------ RECORD LIST

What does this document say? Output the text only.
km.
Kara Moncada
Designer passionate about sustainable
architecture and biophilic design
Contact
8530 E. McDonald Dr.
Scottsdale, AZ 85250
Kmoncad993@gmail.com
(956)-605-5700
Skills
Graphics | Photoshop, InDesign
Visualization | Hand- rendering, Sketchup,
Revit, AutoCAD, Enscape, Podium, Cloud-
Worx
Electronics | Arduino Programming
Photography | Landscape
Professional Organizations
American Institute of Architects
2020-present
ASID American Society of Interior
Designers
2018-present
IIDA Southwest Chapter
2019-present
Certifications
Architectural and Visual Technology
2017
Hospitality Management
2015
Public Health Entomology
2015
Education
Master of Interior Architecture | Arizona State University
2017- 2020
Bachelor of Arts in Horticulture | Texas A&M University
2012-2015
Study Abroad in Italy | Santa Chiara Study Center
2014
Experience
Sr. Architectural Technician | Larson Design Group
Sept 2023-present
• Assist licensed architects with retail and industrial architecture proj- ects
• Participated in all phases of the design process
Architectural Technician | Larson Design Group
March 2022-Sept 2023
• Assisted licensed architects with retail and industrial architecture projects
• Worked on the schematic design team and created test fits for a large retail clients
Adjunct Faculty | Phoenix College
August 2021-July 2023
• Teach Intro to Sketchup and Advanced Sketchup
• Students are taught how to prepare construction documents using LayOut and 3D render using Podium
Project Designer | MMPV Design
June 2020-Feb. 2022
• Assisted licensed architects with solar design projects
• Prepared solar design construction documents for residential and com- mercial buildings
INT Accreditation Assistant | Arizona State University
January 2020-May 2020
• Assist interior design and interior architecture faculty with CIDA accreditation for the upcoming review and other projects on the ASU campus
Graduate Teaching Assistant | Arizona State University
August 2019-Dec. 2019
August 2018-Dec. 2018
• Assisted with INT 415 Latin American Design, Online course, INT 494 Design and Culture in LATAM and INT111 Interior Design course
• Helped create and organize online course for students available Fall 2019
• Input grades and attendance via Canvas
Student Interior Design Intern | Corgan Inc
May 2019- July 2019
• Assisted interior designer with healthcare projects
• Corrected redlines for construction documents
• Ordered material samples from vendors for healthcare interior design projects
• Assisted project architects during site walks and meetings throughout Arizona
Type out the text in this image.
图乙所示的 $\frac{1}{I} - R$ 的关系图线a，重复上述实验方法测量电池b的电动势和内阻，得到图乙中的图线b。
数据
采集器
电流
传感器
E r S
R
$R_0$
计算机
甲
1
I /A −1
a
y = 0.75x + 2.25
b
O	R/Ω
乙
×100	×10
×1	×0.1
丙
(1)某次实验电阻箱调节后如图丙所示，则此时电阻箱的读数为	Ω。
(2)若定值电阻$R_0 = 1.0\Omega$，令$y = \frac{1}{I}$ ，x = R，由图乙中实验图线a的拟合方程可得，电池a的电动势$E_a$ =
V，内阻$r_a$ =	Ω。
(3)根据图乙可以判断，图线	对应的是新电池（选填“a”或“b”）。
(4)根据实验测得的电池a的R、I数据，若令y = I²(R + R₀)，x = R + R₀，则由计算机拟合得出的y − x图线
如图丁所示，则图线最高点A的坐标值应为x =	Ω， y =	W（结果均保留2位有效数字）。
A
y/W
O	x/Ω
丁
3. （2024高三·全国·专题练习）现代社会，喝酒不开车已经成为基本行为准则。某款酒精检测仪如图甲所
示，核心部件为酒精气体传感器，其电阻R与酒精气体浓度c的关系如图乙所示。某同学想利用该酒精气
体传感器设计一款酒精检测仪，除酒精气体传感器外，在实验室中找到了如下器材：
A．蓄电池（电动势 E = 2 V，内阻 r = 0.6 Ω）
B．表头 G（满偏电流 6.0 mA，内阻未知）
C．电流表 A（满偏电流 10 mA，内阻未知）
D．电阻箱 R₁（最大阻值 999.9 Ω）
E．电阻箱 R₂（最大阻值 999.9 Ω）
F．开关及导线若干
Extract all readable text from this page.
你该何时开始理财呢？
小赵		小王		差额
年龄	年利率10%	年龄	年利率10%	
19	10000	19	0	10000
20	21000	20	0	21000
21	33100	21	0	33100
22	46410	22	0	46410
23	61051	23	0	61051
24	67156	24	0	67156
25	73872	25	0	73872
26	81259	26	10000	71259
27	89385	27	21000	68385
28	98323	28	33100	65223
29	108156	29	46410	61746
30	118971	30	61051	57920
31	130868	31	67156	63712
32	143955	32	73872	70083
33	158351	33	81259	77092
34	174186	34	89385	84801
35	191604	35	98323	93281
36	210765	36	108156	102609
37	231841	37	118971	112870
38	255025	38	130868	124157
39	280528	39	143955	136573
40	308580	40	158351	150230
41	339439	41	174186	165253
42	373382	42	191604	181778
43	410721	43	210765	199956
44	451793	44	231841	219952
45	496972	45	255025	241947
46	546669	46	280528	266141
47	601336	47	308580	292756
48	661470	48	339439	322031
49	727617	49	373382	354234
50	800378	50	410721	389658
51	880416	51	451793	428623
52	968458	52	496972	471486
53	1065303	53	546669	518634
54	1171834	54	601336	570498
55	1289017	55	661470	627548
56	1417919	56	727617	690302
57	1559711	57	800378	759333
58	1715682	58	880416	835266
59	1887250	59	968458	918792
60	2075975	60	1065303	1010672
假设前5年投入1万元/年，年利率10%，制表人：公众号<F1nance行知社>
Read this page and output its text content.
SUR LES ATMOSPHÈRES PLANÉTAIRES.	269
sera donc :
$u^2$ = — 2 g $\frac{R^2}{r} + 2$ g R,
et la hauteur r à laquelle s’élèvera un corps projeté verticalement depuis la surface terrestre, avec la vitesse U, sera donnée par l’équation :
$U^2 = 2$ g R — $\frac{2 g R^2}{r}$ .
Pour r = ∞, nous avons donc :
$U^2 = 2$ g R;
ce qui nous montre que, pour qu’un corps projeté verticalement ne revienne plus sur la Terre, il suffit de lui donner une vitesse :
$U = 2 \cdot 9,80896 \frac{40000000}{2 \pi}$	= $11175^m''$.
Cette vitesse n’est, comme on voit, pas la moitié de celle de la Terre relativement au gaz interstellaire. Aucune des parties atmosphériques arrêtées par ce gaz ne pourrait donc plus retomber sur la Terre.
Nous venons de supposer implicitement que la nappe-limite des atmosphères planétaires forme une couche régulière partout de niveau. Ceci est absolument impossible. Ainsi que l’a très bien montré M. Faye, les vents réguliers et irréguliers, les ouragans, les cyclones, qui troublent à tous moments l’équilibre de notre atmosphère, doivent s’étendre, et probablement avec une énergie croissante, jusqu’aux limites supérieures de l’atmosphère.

------------

▶ **EXERCISE PROMPT**
Write out the entries above word for word.

▶ **ANSWER TO THIS EXERCISE**
What does this document say? Output the text only.
km.
Kara Moncada
Designer passionate about sustainable
architecture and biophilic design
Contact
8530 E. McDonald Dr.
Scottsdale, AZ 85250
Kmoncad993@gmail.com
(956)-605-5700
Skills
Graphics | Photoshop, InDesign
Visualization | Hand- rendering, Sketchup,
Revit, AutoCAD, Enscape, Podium, Cloud-
Worx
Electronics | Arduino Programming
Photography | Landscape
Professional Organizations
American Institute of Architects
2020-present
ASID American Society of Interior
Designers
2018-present
IIDA Southwest Chapter
2019-present
Certifications
Architectural and Visual Technology
2017
Hospitality Management
2015
Public Health Entomology
2015
Education
Master of Interior Architecture | Arizona State University
2017- 2020
Bachelor of Arts in Horticulture | Texas A&M University
2012-2015
Study Abroad in Italy | Santa Chiara Study Center
2014
Experience
Sr. Architectural Technician | Larson Design Group
Sept 2023-present
• Assist licensed architects with retail and industrial architecture proj- ects
• Participated in all phases of the design process
Architectural Technician | Larson Design Group
March 2022-Sept 2023
• Assisted licensed architects with retail and industrial architecture projects
• Worked on the schematic design team and created test fits for a large retail clients
Adjunct Faculty | Phoenix College
August 2021-July 2023
• Teach Intro to Sketchup and Advanced Sketchup
• Students are taught how to prepare construction documents using LayOut and 3D render using Podium
Project Designer | MMPV Design
June 2020-Feb. 2022
• Assisted licensed architects with solar design projects
• Prepared solar design construction documents for residential and com- mercial buildings
INT Accreditation Assistant | Arizona State University
January 2020-May 2020
• Assist interior design and interior architecture faculty with CIDA accreditation for the upcoming review and other projects on the ASU campus
Graduate Teaching Assistant | Arizona State University
August 2019-Dec. 2019
August 2018-Dec. 2018
• Assisted with INT 415 Latin American Design, Online course, INT 494 Design and Culture in LATAM and INT111 Interior Design course
• Helped create and organize online course for students available Fall 2019
• Input grades and attendance via Canvas
Student Interior Design Intern | Corgan Inc
May 2019- July 2019
• Assisted interior designer with healthcare projects
• Corrected redlines for construction documents
• Ordered material samples from vendors for healthcare interior design projects
• Assisted project architects during site walks and meetings throughout Arizona
Type out the text in this image.
图乙所示的 $\frac{1}{I} - R$ 的关系图线a，重复上述实验方法测量电池b的电动势和内阻，得到图乙中的图线b。
数据
采集器
电流
传感器
E r S
R
$R_0$
计算机
甲
1
I /A −1
a
y = 0.75x + 2.25
b
O	R/Ω
乙
×100	×10
×1	×0.1
丙
(1)某次实验电阻箱调节后如图丙所示，则此时电阻箱的读数为	Ω。
(2)若定值电阻$R_0 = 1.0\Omega$，令$y = \frac{1}{I}$ ，x = R，由图乙中实验图线a的拟合方程可得，电池a的电动势$E_a$ =
V，内阻$r_a$ =	Ω。
(3)根据图乙可以判断，图线	对应的是新电池（选填“a”或“b”）。
(4)根据实验测得的电池a的R、I数据，若令y = I²(R + R₀)，x = R + R₀，则由计算机拟合得出的y − x图线
如图丁所示，则图线最高点A的坐标值应为x =	Ω， y =	W（结果均保留2位有效数字）。
A
y/W
O	x/Ω
丁
3. （2024高三·全国·专题练习）现代社会，喝酒不开车已经成为基本行为准则。某款酒精检测仪如图甲所
示，核心部件为酒精气体传感器，其电阻R与酒精气体浓度c的关系如图乙所示。某同学想利用该酒精气
体传感器设计一款酒精检测仪，除酒精气体传感器外，在实验室中找到了如下器材：
A．蓄电池（电动势 E = 2 V，内阻 r = 0.6 Ω）
B．表头 G（满偏电流 6.0 mA，内阻未知）
C．电流表 A（满偏电流 10 mA，内阻未知）
D．电阻箱 R₁（最大阻值 999.9 Ω）
E．电阻箱 R₂（最大阻值 999.9 Ω）
F．开关及导线若干
Extract all readable text from this page.
你该何时开始理财呢？
小赵		小王		差额
年龄	年利率10%	年龄	年利率10%	
19	10000	19	0	10000
20	21000	20	0	21000
21	33100	21	0	33100
22	46410	22	0	46410
23	61051	23	0	61051
24	67156	24	0	67156
25	73872	25	0	73872
26	81259	26	10000	71259
27	89385	27	21000	68385
28	98323	28	33100	65223
29	108156	29	46410	61746
30	118971	30	61051	57920
31	130868	31	67156	63712
32	143955	32	73872	70083
33	158351	33	81259	77092
34	174186	34	89385	84801
35	191604	35	98323	93281
36	210765	36	108156	102609
37	231841	37	118971	112870
38	255025	38	130868	124157
39	280528	39	143955	136573
40	308580	40	158351	150230
41	339439	41	174186	165253
42	373382	42	191604	181778
43	410721	43	210765	199956
44	451793	44	231841	219952
45	496972	45	255025	241947
46	546669	46	280528	266141
47	601336	47	308580	292756
48	661470	48	339439	322031
49	727617	49	373382	354234
50	800378	50	410721	389658
51	880416	51	451793	428623
52	968458	52	496972	471486
53	1065303	53	546669	518634
54	1171834	54	601336	570498
55	1289017	55	661470	627548
56	1417919	56	727617	690302
57	1559711	57	800378	759333
58	1715682	58	880416	835266
59	1887250	59	968458	918792
60	2075975	60	1065303	1010672
假设前5年投入1万元/年，年利率10%，制表人：公众号<F1nance行知社>
Read this page and output its text content.
SUR LES ATMOSPHÈRES PLANÉTAIRES.	269
sera donc :
$u^2$ = — 2 g $\frac{R^2}{r} + 2$ g R,
et la hauteur r à laquelle s’élèvera un corps projeté verticalement depuis la surface terrestre, avec la vitesse U, sera donnée par l’équation :
$U^2 = 2$ g R — $\frac{2 g R^2}{r}$ .
Pour r = ∞, nous avons donc :
$U^2 = 2$ g R;
ce qui nous montre que, pour qu’un corps projeté verticalement ne revienne plus sur la Terre, il suffit de lui donner une vitesse :
$U = 2 \cdot 9,80896 \frac{40000000}{2 \pi}$	= $11175^m''$.
Cette vitesse n’est, comme on voit, pas la moitié de celle de la Terre relativement au gaz interstellaire. Aucune des parties atmosphériques arrêtées par ce gaz ne pourrait donc plus retomber sur la Terre.
Nous venons de supposer implicitement que la nappe-limite des atmosphères planétaires forme une couche régulière partout de niveau. Ceci est absolument impossible. Ainsi que l’a très bien montré M. Faye, les vents réguliers et irréguliers, les ouragans, les cyclones, qui troublent à tous moments l’équilibre de notre atmosphère, doivent s’étendre, et probablement avec une énergie croissante, jusqu’aux limites supérieures de l’atmosphère.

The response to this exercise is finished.